PROBLEM TO WORK ON
Write out the listing below exactly, and omit any images you find in it.

RECORDS

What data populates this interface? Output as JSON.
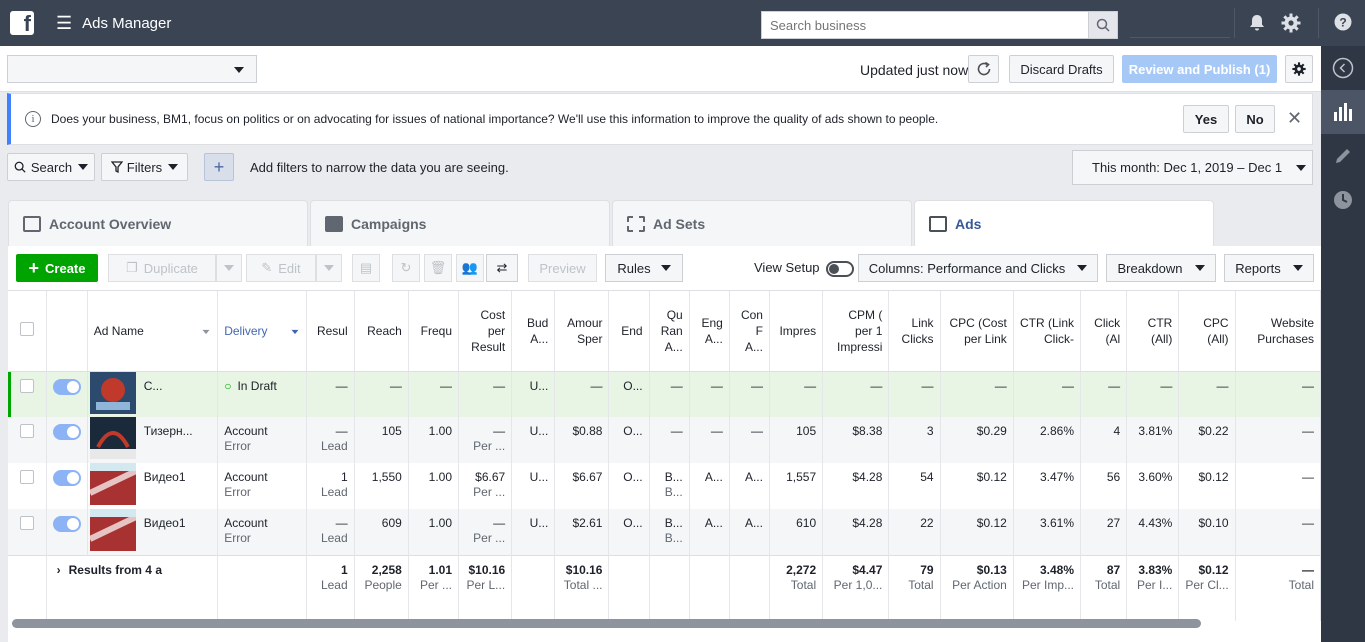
{
  "topbar": {
    "app_title": "Ads Manager",
    "search_placeholder": "Search business",
    "icons": [
      "facebook-logo",
      "hamburger-menu-icon",
      "search-icon",
      "bell-icon",
      "gear-icon",
      "help-icon"
    ]
  },
  "actionbar": {
    "account_select_value": "",
    "updated_text": "Updated just now",
    "discard_label": "Discard Drafts",
    "publish_label": "Review and Publish (1)"
  },
  "notice": {
    "text": "Does your business, BM1, focus on politics or on advocating for issues of national importance? We'll use this information to improve the quality of ads shown to people.",
    "yes_label": "Yes",
    "no_label": "No"
  },
  "filterbar": {
    "search_label": "Search",
    "filters_label": "Filters",
    "hint": "Add filters to narrow the data you are seeing.",
    "date_range": "This month: Dec 1, 2019 – Dec 1"
  },
  "tabs": [
    {
      "label": "Account Overview"
    },
    {
      "label": "Campaigns"
    },
    {
      "label": "Ad Sets"
    },
    {
      "label": "Ads"
    }
  ],
  "toolbar": {
    "create": "Create",
    "duplicate": "Duplicate",
    "edit": "Edit",
    "preview": "Preview",
    "rules": "Rules",
    "view_setup": "View Setup",
    "columns": "Columns: Performance and Clicks",
    "breakdown": "Breakdown",
    "reports": "Reports"
  },
  "table": {
    "headers": [
      "Ad Name",
      "Delivery",
      "Resul",
      "Reach",
      "Frequ",
      "Cost per Result",
      "Bud A...",
      "Amour Sper",
      "End",
      "Qu Ran A...",
      "Eng A...",
      "Con F A...",
      "Impres",
      "CPM ( per 1 Impressi",
      "Link Clicks",
      "CPC (Cost per Link",
      "CTR (Link Click-",
      "Click (Al",
      "CTR (All)",
      "CPC (All)",
      "Website Purchases"
    ],
    "rows": [
      {
        "name": "C...",
        "delivery": "In Draft",
        "delivery_sub": "",
        "result": "—",
        "result_sub": "",
        "reach": "—",
        "freq": "—",
        "cpr": "—",
        "cpr_sub": "",
        "budget": "U...",
        "spent": "—",
        "end": "O...",
        "quality": "—",
        "quality_sub": "",
        "eng": "—",
        "conv": "—",
        "impr": "—",
        "cpm": "—",
        "link_clicks": "—",
        "cpc_link": "—",
        "ctr_link": "—",
        "clicks_all": "—",
        "ctr_all": "—",
        "cpc_all": "—",
        "purchases": "—"
      },
      {
        "name": "Тизерн...",
        "delivery": "Account",
        "delivery_sub": "Error",
        "result": "—",
        "result_sub": "Lead",
        "reach": "105",
        "freq": "1.00",
        "cpr": "—",
        "cpr_sub": "Per ...",
        "budget": "U...",
        "spent": "$0.88",
        "end": "O...",
        "quality": "—",
        "quality_sub": "",
        "eng": "—",
        "conv": "—",
        "impr": "105",
        "cpm": "$8.38",
        "link_clicks": "3",
        "cpc_link": "$0.29",
        "ctr_link": "2.86%",
        "clicks_all": "4",
        "ctr_all": "3.81%",
        "cpc_all": "$0.22",
        "purchases": "—"
      },
      {
        "name": "Видео1",
        "delivery": "Account",
        "delivery_sub": "Error",
        "result": "1",
        "result_sub": "Lead",
        "reach": "1,550",
        "freq": "1.00",
        "cpr": "$6.67",
        "cpr_sub": "Per ...",
        "budget": "U...",
        "spent": "$6.67",
        "end": "O...",
        "quality": "B...",
        "quality_sub": "B...",
        "eng": "A...",
        "conv": "A...",
        "impr": "1,557",
        "cpm": "$4.28",
        "link_clicks": "54",
        "cpc_link": "$0.12",
        "ctr_link": "3.47%",
        "clicks_all": "56",
        "ctr_all": "3.60%",
        "cpc_all": "$0.12",
        "purchases": "—"
      },
      {
        "name": "Видео1",
        "delivery": "Account",
        "delivery_sub": "Error",
        "result": "—",
        "result_sub": "Lead",
        "reach": "609",
        "freq": "1.00",
        "cpr": "—",
        "cpr_sub": "Per ...",
        "budget": "U...",
        "spent": "$2.61",
        "end": "O...",
        "quality": "B...",
        "quality_sub": "B...",
        "eng": "A...",
        "conv": "A...",
        "impr": "610",
        "cpm": "$4.28",
        "link_clicks": "22",
        "cpc_link": "$0.12",
        "ctr_link": "3.61%",
        "clicks_all": "27",
        "ctr_all": "4.43%",
        "cpc_all": "$0.10",
        "purchases": "—"
      }
    ],
    "total": {
      "label": "Results from 4 a",
      "result": "1",
      "result_sub": "Lead",
      "reach": "2,258",
      "reach_sub": "People",
      "freq": "1.01",
      "freq_sub": "Per ...",
      "cpr": "$10.16",
      "cpr_sub": "Per L...",
      "spent": "$10.16",
      "spent_sub": "Total ...",
      "impr": "2,272",
      "impr_sub": "Total",
      "cpm": "$4.47",
      "cpm_sub": "Per 1,0...",
      "link_clicks": "79",
      "link_clicks_sub": "Total",
      "cpc_link": "$0.13",
      "cpc_link_sub": "Per Action",
      "ctr_link": "3.48%",
      "ctr_link_sub": "Per Imp...",
      "clicks_all": "87",
      "clicks_all_sub": "Total",
      "ctr_all": "3.83%",
      "ctr_all_sub": "Per I...",
      "cpc_all": "$0.12",
      "cpc_all_sub": "Per Cl...",
      "purchases": "—",
      "purchases_sub": "Total"
    }
  },
  "colors": {
    "topbar": "#3b4453",
    "create": "#00a400",
    "draft_row": "#e8f4e4",
    "publish_disabled": "#a6c8f6"
  }
}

OUTPUT OF THE EXERCISE
What data populates this interface? Output as JSON.
{
  "topbar": {
    "app_title": "Ads Manager",
    "search_placeholder": "Search business",
    "icons": [
      "facebook-logo",
      "hamburger-menu-icon",
      "search-icon",
      "bell-icon",
      "gear-icon",
      "help-icon"
    ]
  },
  "actionbar": {
    "account_select_value": "",
    "updated_text": "Updated just now",
    "discard_label": "Discard Drafts",
    "publish_label": "Review and Publish (1)"
  },
  "notice": {
    "text": "Does your business, BM1, focus on politics or on advocating for issues of national importance? We'll use this information to improve the quality of ads shown to people.",
    "yes_label": "Yes",
    "no_label": "No"
  },
  "filterbar": {
    "search_label": "Search",
    "filters_label": "Filters",
    "hint": "Add filters to narrow the data you are seeing.",
    "date_range": "This month: Dec 1, 2019 – Dec 1"
  },
  "tabs": [
    {
      "label": "Account Overview"
    },
    {
      "label": "Campaigns"
    },
    {
      "label": "Ad Sets"
    },
    {
      "label": "Ads"
    }
  ],
  "toolbar": {
    "create": "Create",
    "duplicate": "Duplicate",
    "edit": "Edit",
    "preview": "Preview",
    "rules": "Rules",
    "view_setup": "View Setup",
    "columns": "Columns: Performance and Clicks",
    "breakdown": "Breakdown",
    "reports": "Reports"
  },
  "table": {
    "headers": [
      "Ad Name",
      "Delivery",
      "Resul",
      "Reach",
      "Frequ",
      "Cost per Result",
      "Bud A...",
      "Amour Sper",
      "End",
      "Qu Ran A...",
      "Eng A...",
      "Con F A...",
      "Impres",
      "CPM ( per 1 Impressi",
      "Link Clicks",
      "CPC (Cost per Link",
      "CTR (Link Click-",
      "Click (Al",
      "CTR (All)",
      "CPC (All)",
      "Website Purchases"
    ],
    "rows": [
      {
        "name": "C...",
        "delivery": "In Draft",
        "delivery_sub": "",
        "result": "—",
        "result_sub": "",
        "reach": "—",
        "freq": "—",
        "cpr": "—",
        "cpr_sub": "",
        "budget": "U...",
        "spent": "—",
        "end": "O...",
        "quality": "—",
        "quality_sub": "",
        "eng": "—",
        "conv": "—",
        "impr": "—",
        "cpm": "—",
        "link_clicks": "—",
        "cpc_link": "—",
        "ctr_link": "—",
        "clicks_all": "—",
        "ctr_all": "—",
        "cpc_all": "—",
        "purchases": "—"
      },
      {
        "name": "Тизерн...",
        "delivery": "Account",
        "delivery_sub": "Error",
        "result": "—",
        "result_sub": "Lead",
        "reach": "105",
        "freq": "1.00",
        "cpr": "—",
        "cpr_sub": "Per ...",
        "budget": "U...",
        "spent": "$0.88",
        "end": "O...",
        "quality": "—",
        "quality_sub": "",
        "eng": "—",
        "conv": "—",
        "impr": "105",
        "cpm": "$8.38",
        "link_clicks": "3",
        "cpc_link": "$0.29",
        "ctr_link": "2.86%",
        "clicks_all": "4",
        "ctr_all": "3.81%",
        "cpc_all": "$0.22",
        "purchases": "—"
      },
      {
        "name": "Видео1",
        "delivery": "Account",
        "delivery_sub": "Error",
        "result": "1",
        "result_sub": "Lead",
        "reach": "1,550",
        "freq": "1.00",
        "cpr": "$6.67",
        "cpr_sub": "Per ...",
        "budget": "U...",
        "spent": "$6.67",
        "end": "O...",
        "quality": "B...",
        "quality_sub": "B...",
        "eng": "A...",
        "conv": "A...",
        "impr": "1,557",
        "cpm": "$4.28",
        "link_clicks": "54",
        "cpc_link": "$0.12",
        "ctr_link": "3.47%",
        "clicks_all": "56",
        "ctr_all": "3.60%",
        "cpc_all": "$0.12",
        "purchases": "—"
      },
      {
        "name": "Видео1",
        "delivery": "Account",
        "delivery_sub": "Error",
        "result": "—",
        "result_sub": "Lead",
        "reach": "609",
        "freq": "1.00",
        "cpr": "—",
        "cpr_sub": "Per ...",
        "budget": "U...",
        "spent": "$2.61",
        "end": "O...",
        "quality": "B...",
        "quality_sub": "B...",
        "eng": "A...",
        "conv": "A...",
        "impr": "610",
        "cpm": "$4.28",
        "link_clicks": "22",
        "cpc_link": "$0.12",
        "ctr_link": "3.61%",
        "clicks_all": "27",
        "ctr_all": "4.43%",
        "cpc_all": "$0.10",
        "purchases": "—"
      }
    ],
    "total": {
      "label": "Results from 4 a",
      "result": "1",
      "result_sub": "Lead",
      "reach": "2,258",
      "reach_sub": "People",
      "freq": "1.01",
      "freq_sub": "Per ...",
      "cpr": "$10.16",
      "cpr_sub": "Per L...",
      "spent": "$10.16",
      "spent_sub": "Total ...",
      "impr": "2,272",
      "impr_sub": "Total",
      "cpm": "$4.47",
      "cpm_sub": "Per 1,0...",
      "link_clicks": "79",
      "link_clicks_sub": "Total",
      "cpc_link": "$0.13",
      "cpc_link_sub": "Per Action",
      "ctr_link": "3.48%",
      "ctr_link_sub": "Per Imp...",
      "clicks_all": "87",
      "clicks_all_sub": "Total",
      "ctr_all": "3.83%",
      "ctr_all_sub": "Per I...",
      "cpc_all": "$0.12",
      "cpc_all_sub": "Per Cl...",
      "purchases": "—",
      "purchases_sub": "Total"
    }
  },
  "colors": {
    "topbar": "#3b4453",
    "create": "#00a400",
    "draft_row": "#e8f4e4",
    "publish_disabled": "#a6c8f6"
  }
}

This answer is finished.